-- Start of RECORDS PROVIDED --

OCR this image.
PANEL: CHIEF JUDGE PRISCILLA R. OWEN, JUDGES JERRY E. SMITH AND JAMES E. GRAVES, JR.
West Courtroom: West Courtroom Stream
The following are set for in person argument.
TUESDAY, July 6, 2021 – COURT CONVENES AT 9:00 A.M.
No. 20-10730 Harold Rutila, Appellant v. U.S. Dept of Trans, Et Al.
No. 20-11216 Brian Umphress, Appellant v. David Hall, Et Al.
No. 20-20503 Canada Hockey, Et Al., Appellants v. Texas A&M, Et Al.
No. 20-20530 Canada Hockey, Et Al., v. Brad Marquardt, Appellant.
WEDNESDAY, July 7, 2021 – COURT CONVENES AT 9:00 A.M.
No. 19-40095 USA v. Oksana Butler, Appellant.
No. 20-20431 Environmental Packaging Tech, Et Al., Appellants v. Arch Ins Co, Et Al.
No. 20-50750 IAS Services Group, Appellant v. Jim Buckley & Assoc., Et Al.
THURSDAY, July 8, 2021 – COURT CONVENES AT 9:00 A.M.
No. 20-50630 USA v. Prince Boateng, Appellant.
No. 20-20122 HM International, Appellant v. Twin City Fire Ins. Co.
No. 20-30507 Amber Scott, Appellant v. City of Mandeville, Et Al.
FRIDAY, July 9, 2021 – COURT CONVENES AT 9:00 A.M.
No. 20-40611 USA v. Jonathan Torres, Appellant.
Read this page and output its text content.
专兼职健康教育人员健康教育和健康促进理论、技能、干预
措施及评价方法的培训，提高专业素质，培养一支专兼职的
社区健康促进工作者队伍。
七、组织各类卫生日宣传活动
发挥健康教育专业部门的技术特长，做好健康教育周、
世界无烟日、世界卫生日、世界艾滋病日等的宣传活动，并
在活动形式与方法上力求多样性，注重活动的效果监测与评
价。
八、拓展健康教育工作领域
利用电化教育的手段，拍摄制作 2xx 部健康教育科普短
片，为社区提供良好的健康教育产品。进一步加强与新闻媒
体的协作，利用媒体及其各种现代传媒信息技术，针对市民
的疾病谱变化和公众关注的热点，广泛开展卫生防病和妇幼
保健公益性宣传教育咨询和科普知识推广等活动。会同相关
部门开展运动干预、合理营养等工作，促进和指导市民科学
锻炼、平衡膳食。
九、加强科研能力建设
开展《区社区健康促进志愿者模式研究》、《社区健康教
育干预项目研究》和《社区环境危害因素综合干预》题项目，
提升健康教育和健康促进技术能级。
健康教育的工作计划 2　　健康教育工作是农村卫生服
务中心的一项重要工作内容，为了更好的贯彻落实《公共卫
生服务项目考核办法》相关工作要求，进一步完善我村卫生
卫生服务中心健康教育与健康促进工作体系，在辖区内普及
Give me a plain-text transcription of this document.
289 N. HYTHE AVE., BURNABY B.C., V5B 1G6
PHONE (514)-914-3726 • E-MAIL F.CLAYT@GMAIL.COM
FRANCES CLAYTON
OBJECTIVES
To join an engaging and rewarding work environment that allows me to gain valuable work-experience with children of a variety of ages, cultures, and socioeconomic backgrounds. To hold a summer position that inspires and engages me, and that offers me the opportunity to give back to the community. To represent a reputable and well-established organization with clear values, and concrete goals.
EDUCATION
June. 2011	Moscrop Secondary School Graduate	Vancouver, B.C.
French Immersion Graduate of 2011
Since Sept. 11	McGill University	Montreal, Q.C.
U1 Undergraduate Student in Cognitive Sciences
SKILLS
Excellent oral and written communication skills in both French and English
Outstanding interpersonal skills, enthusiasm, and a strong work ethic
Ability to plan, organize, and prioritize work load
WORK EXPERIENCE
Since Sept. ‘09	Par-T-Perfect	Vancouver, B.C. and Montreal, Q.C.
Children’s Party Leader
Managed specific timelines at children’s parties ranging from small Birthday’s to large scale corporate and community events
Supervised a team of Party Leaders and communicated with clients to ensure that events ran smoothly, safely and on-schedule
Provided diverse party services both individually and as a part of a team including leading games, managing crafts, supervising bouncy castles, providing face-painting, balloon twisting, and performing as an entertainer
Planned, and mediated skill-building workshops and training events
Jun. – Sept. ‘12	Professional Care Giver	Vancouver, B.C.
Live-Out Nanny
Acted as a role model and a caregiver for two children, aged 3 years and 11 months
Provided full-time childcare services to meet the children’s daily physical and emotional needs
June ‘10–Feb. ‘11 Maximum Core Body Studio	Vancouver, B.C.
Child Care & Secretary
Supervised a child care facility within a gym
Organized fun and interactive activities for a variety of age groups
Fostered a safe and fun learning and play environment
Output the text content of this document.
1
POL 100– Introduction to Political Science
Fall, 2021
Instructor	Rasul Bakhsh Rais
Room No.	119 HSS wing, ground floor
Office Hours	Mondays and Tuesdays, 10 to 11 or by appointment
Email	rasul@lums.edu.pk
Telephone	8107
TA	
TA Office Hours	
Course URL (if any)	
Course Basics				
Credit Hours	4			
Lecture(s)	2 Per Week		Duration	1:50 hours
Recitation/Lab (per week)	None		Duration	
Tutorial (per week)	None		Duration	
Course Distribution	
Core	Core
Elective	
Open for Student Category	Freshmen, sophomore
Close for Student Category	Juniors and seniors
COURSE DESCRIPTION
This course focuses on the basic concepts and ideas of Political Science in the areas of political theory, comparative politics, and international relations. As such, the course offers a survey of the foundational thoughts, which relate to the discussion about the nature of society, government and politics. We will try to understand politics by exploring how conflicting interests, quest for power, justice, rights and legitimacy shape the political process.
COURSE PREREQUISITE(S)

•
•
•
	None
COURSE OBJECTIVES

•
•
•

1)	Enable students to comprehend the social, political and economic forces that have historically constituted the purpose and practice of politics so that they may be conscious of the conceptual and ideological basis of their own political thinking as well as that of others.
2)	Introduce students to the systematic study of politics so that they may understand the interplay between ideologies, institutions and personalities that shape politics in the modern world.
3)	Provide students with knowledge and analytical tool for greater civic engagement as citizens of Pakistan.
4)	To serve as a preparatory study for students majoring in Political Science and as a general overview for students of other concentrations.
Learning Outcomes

-- End of RECORDS PROVIDED --

### TO DO
List each line holding the string "well".

### EXPECTED ANSWER
To join an engaging and rewarding work environment that allows me to gain valuable work-experience with children of a variety of ages, cultures, and socioeconomic backgrounds. To hold a summer position that inspires and engages me, and that offers me the opportunity to give back to the community. To represent a reputable and well-established organization with clear values, and concrete goals.
1)	Enable students to comprehend the social, political and economic forces that have historically constituted the purpose and practice of politics so that they may be conscious of the conceptual and ideological basis of their own political thinking as well as that of others.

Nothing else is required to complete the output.